> _EXERCISE INSTRUCTIONS_:
What is the number of lines in the entries that contain the word "text"? Answer with that figure alone.

┌─ INFORMATION SHOWN

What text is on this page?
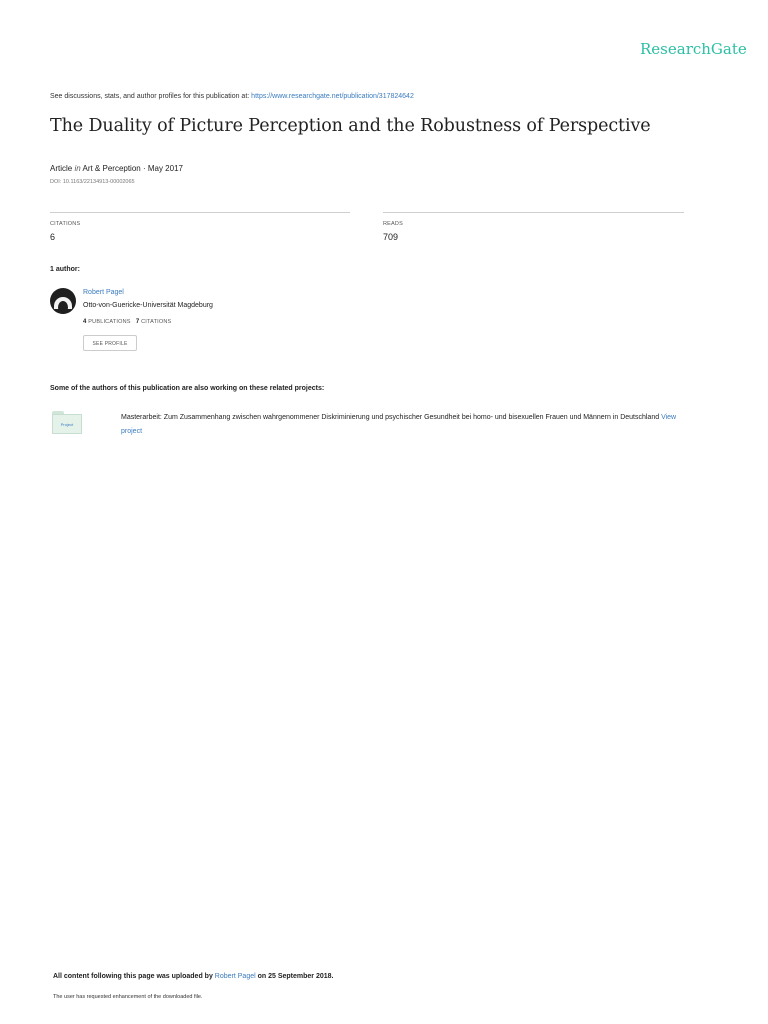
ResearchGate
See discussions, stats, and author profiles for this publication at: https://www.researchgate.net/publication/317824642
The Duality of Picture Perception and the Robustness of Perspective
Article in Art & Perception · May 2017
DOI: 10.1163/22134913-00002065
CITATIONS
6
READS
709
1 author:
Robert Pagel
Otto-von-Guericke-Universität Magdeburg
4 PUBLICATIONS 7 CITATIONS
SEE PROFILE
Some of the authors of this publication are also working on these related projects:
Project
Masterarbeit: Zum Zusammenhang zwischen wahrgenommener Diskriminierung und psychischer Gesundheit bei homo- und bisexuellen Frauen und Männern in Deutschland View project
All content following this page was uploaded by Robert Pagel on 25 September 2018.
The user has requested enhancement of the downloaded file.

└─
┌─ INFORMATION SHOWN

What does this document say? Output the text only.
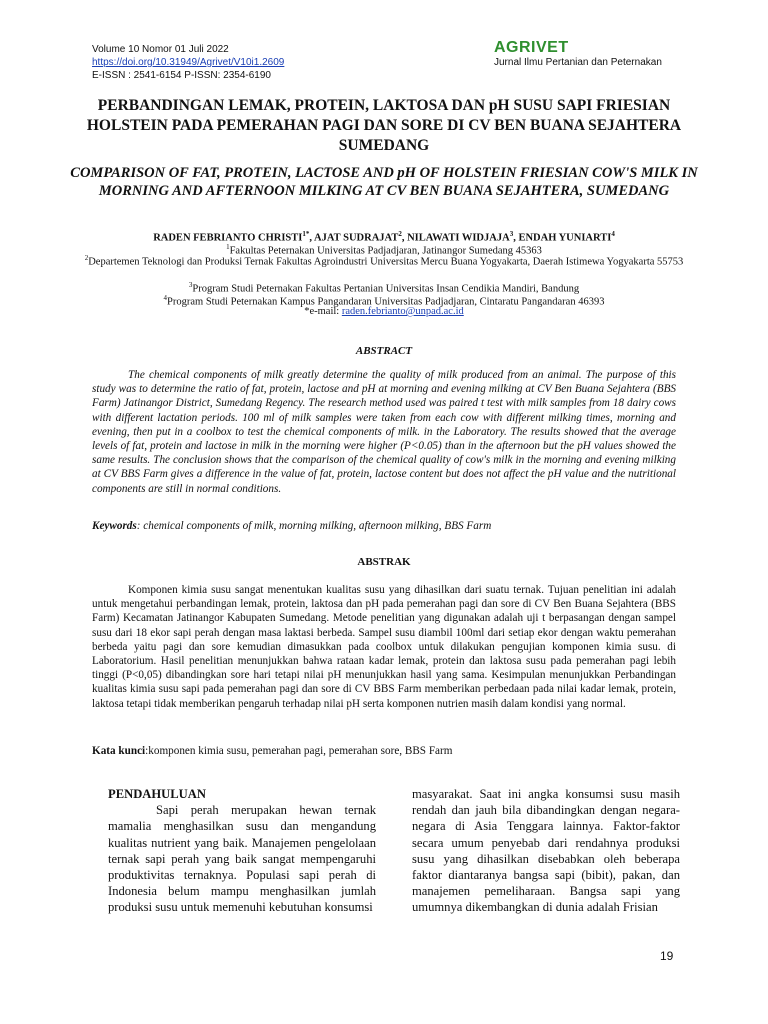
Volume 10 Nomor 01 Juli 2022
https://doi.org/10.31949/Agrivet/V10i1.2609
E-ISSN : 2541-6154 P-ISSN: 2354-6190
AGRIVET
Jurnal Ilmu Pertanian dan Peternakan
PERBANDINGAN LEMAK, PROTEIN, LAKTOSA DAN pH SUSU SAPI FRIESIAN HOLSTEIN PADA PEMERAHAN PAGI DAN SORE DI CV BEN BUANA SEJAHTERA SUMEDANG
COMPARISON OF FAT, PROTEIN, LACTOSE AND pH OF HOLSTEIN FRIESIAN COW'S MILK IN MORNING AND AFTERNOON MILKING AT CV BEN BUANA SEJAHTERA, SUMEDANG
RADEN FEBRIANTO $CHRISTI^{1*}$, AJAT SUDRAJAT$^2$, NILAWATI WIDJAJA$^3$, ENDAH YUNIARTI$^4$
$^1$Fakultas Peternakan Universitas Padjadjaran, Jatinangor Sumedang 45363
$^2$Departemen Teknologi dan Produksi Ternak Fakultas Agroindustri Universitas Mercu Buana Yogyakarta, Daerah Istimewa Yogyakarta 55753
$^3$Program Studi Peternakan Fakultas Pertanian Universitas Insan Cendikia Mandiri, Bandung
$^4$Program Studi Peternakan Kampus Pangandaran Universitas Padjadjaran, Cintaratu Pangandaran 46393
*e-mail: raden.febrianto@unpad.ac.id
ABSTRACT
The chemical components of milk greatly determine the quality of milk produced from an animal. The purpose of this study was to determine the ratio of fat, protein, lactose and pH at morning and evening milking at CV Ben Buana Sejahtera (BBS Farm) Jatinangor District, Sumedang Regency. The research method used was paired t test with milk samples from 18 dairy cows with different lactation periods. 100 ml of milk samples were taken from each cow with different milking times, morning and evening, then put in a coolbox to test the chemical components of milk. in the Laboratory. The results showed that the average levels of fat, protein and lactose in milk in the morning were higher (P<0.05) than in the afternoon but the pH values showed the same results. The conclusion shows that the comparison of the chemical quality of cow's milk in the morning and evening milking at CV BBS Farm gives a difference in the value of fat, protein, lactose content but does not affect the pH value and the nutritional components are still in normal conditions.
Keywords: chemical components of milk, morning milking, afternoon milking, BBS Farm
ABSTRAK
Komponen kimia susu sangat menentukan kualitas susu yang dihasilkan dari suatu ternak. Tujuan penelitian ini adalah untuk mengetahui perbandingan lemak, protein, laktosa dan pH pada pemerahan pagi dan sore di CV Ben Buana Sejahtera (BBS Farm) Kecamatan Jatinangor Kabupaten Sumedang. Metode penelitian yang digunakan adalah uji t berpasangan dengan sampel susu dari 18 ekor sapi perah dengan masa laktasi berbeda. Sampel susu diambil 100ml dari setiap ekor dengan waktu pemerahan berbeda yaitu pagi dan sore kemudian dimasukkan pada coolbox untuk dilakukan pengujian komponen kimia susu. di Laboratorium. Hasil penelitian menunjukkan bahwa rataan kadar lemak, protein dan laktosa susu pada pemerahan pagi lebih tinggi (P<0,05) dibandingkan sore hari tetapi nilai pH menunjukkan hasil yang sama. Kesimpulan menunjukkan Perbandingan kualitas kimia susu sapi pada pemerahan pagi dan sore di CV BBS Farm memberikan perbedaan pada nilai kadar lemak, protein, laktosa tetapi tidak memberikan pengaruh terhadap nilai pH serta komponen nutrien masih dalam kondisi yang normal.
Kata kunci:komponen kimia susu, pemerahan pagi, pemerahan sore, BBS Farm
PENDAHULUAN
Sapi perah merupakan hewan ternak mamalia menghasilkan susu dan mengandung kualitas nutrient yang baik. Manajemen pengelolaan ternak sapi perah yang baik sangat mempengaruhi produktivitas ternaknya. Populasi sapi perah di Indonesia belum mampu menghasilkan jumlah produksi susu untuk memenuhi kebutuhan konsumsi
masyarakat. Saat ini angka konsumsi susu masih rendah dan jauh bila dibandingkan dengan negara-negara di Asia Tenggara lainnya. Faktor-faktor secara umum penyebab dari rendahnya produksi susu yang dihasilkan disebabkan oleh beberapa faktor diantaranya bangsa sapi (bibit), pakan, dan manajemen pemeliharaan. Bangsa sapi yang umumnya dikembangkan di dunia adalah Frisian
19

└─

> _EXERCISE RESULT_:
2